-- Start of TASK INPUTS --
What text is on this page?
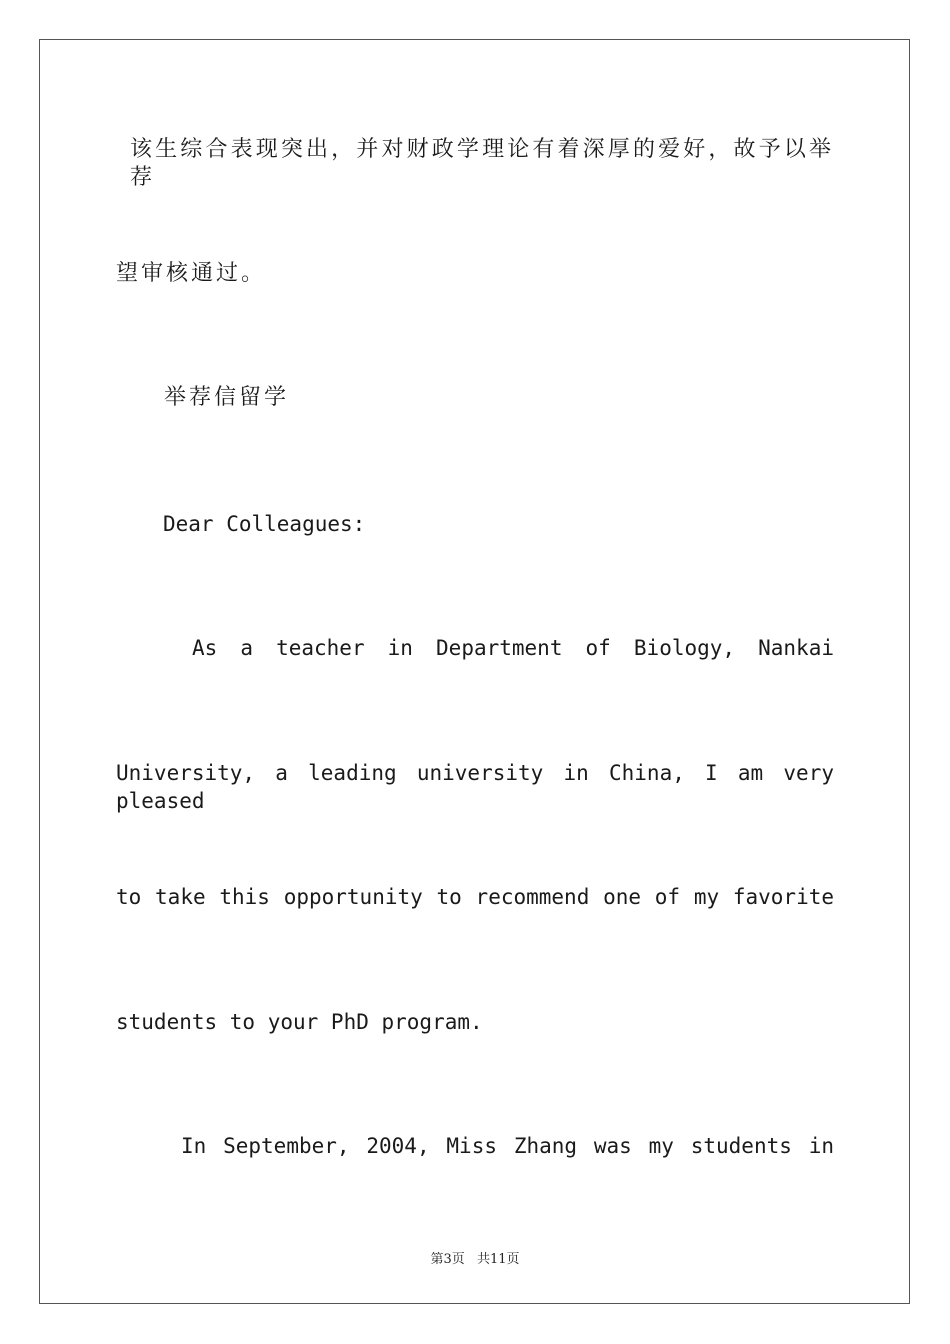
该生综合表现突出，并对财政学理论有着深厚的爱好，故予以举荐
望审核通过。
举荐信留学
Dear Colleagues:
As a teacher in Department of Biology, Nankai
University, a leading university in China, I am very pleased
to take this opportunity to recommend one of my favorite
students to your PhD program.
In September, 2004, Miss Zhang was my students in
第3页 共11页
-- End of TASK INPUTS --
◆ SET TASK ◆
Pictures are not part of the copy; reproduce everything else in the records exactly.

◆ EXERCISE OUTPUT ◆
What text is on this page?
该生综合表现突出，并对财政学理论有着深厚的爱好，故予以举荐
望审核通过。
举荐信留学
Dear Colleagues:
As a teacher in Department of Biology, Nankai
University, a leading university in China, I am very pleased
to take this opportunity to recommend one of my favorite
students to your PhD program.
In September, 2004, Miss Zhang was my students in
第3页 共11页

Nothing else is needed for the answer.